[Records that describe figures]
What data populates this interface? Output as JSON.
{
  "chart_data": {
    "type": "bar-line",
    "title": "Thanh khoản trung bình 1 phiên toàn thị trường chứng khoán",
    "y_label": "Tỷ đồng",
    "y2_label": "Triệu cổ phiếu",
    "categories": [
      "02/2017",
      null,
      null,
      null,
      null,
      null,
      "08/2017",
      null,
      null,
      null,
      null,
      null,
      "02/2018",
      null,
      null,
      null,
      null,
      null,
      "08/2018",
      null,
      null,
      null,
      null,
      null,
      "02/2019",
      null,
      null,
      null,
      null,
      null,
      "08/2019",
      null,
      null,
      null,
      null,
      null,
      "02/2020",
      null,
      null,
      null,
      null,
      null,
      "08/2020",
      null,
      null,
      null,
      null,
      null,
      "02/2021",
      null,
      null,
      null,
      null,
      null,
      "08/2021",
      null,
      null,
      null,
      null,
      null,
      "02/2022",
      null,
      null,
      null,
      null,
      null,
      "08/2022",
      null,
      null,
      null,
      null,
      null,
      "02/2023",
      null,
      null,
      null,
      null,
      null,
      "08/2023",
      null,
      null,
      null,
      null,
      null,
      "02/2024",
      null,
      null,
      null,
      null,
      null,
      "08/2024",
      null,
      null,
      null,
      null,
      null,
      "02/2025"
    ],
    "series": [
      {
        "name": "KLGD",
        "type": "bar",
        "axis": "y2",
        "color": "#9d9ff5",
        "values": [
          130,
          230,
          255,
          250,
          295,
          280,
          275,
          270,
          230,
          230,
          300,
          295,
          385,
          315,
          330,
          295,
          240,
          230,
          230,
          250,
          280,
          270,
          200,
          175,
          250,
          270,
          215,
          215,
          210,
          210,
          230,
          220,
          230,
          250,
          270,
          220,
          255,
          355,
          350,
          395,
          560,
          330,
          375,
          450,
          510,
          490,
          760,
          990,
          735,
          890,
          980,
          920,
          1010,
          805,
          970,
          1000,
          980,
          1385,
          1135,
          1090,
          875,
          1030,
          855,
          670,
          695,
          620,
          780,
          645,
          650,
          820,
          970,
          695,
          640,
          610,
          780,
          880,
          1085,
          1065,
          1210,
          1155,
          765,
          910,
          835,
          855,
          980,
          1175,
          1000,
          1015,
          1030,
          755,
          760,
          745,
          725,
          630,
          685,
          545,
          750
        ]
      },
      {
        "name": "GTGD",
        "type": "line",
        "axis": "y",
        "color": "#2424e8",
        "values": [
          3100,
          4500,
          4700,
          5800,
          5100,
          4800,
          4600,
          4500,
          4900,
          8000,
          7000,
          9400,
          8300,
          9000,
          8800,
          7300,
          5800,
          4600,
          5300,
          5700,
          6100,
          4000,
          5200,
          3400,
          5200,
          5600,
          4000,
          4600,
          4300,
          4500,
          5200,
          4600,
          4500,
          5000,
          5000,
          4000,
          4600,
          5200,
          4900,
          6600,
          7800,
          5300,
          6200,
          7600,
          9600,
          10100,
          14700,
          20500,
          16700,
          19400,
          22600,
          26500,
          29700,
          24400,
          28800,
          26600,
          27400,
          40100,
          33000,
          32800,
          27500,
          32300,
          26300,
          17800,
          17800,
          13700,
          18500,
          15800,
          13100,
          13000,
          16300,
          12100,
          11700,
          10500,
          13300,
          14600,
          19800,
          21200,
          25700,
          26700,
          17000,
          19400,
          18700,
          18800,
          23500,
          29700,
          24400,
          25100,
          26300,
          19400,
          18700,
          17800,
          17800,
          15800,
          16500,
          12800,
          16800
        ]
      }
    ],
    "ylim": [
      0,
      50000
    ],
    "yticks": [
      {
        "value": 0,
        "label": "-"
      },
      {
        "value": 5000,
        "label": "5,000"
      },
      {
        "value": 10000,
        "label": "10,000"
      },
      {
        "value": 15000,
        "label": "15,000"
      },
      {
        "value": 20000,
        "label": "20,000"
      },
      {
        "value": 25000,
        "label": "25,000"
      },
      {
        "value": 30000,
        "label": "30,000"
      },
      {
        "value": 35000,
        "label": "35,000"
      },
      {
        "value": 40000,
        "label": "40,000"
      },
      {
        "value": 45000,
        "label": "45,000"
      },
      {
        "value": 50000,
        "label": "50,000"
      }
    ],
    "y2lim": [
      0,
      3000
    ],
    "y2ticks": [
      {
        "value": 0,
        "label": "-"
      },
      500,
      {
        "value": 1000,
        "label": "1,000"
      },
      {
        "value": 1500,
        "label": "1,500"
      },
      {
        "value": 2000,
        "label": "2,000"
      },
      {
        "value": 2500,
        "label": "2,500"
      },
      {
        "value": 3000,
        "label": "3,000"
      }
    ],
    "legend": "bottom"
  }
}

(PROBLEM DESCRIPTION): The data above must be returned in full, exactly as written.

(THE REPLY):
What data populates this interface? Output as JSON.
{
  "chart_data": {
    "type": "bar-line",
    "title": "Thanh khoản trung bình 1 phiên toàn thị trường chứng khoán",
    "y_label": "Tỷ đồng",
    "y2_label": "Triệu cổ phiếu",
    "categories": [
      "02/2017",
      null,
      null,
      null,
      null,
      null,
      "08/2017",
      null,
      null,
      null,
      null,
      null,
      "02/2018",
      null,
      null,
      null,
      null,
      null,
      "08/2018",
      null,
      null,
      null,
      null,
      null,
      "02/2019",
      null,
      null,
      null,
      null,
      null,
      "08/2019",
      null,
      null,
      null,
      null,
      null,
      "02/2020",
      null,
      null,
      null,
      null,
      null,
      "08/2020",
      null,
      null,
      null,
      null,
      null,
      "02/2021",
      null,
      null,
      null,
      null,
      null,
      "08/2021",
      null,
      null,
      null,
      null,
      null,
      "02/2022",
      null,
      null,
      null,
      null,
      null,
      "08/2022",
      null,
      null,
      null,
      null,
      null,
      "02/2023",
      null,
      null,
      null,
      null,
      null,
      "08/2023",
      null,
      null,
      null,
      null,
      null,
      "02/2024",
      null,
      null,
      null,
      null,
      null,
      "08/2024",
      null,
      null,
      null,
      null,
      null,
      "02/2025"
    ],
    "series": [
      {
        "name": "KLGD",
        "type": "bar",
        "axis": "y2",
        "color": "#9d9ff5",
        "values": [
          130,
          230,
          255,
          250,
          295,
          280,
          275,
          270,
          230,
          230,
          300,
          295,
          385,
          315,
          330,
          295,
          240,
          230,
          230,
          250,
          280,
          270,
          200,
          175,
          250,
          270,
          215,
          215,
          210,
          210,
          230,
          220,
          230,
          250,
          270,
          220,
          255,
          355,
          350,
          395,
          560,
          330,
          375,
          450,
          510,
          490,
          760,
          990,
          735,
          890,
          980,
          920,
          1010,
          805,
          970,
          1000,
          980,
          1385,
          1135,
          1090,
          875,
          1030,
          855,
          670,
          695,
          620,
          780,
          645,
          650,
          820,
          970,
          695,
          640,
          610,
          780,
          880,
          1085,
          1065,
          1210,
          1155,
          765,
          910,
          835,
          855,
          980,
          1175,
          1000,
          1015,
          1030,
          755,
          760,
          745,
          725,
          630,
          685,
          545,
          750
        ]
      },
      {
        "name": "GTGD",
        "type": "line",
        "axis": "y",
        "color": "#2424e8",
        "values": [
          3100,
          4500,
          4700,
          5800,
          5100,
          4800,
          4600,
          4500,
          4900,
          8000,
          7000,
          9400,
          8300,
          9000,
          8800,
          7300,
          5800,
          4600,
          5300,
          5700,
          6100,
          4000,
          5200,
          3400,
          5200,
          5600,
          4000,
          4600,
          4300,
          4500,
          5200,
          4600,
          4500,
          5000,
          5000,
          4000,
          4600,
          5200,
          4900,
          6600,
          7800,
          5300,
          6200,
          7600,
          9600,
          10100,
          14700,
          20500,
          16700,
          19400,
          22600,
          26500,
          29700,
          24400,
          28800,
          26600,
          27400,
          40100,
          33000,
          32800,
          27500,
          32300,
          26300,
          17800,
          17800,
          13700,
          18500,
          15800,
          13100,
          13000,
          16300,
          12100,
          11700,
          10500,
          13300,
          14600,
          19800,
          21200,
          25700,
          26700,
          17000,
          19400,
          18700,
          18800,
          23500,
          29700,
          24400,
          25100,
          26300,
          19400,
          18700,
          17800,
          17800,
          15800,
          16500,
          12800,
          16800
        ]
      }
    ],
    "ylim": [
      0,
      50000
    ],
    "yticks": [
      {
        "value": 0,
        "label": "-"
      },
      {
        "value": 5000,
        "label": "5,000"
      },
      {
        "value": 10000,
        "label": "10,000"
      },
      {
        "value": 15000,
        "label": "15,000"
      },
      {
        "value": 20000,
        "label": "20,000"
      },
      {
        "value": 25000,
        "label": "25,000"
      },
      {
        "value": 30000,
        "label": "30,000"
      },
      {
        "value": 35000,
        "label": "35,000"
      },
      {
        "value": 40000,
        "label": "40,000"
      },
      {
        "value": 45000,
        "label": "45,000"
      },
      {
        "value": 50000,
        "label": "50,000"
      }
    ],
    "y2lim": [
      0,
      3000
    ],
    "y2ticks": [
      {
        "value": 0,
        "label": "-"
      },
      500,
      {
        "value": 1000,
        "label": "1,000"
      },
      {
        "value": 1500,
        "label": "1,500"
      },
      {
        "value": 2000,
        "label": "2,000"
      },
      {
        "value": 2500,
        "label": "2,500"
      },
      {
        "value": 3000,
        "label": "3,000"
      }
    ],
    "legend": "bottom"
  }
}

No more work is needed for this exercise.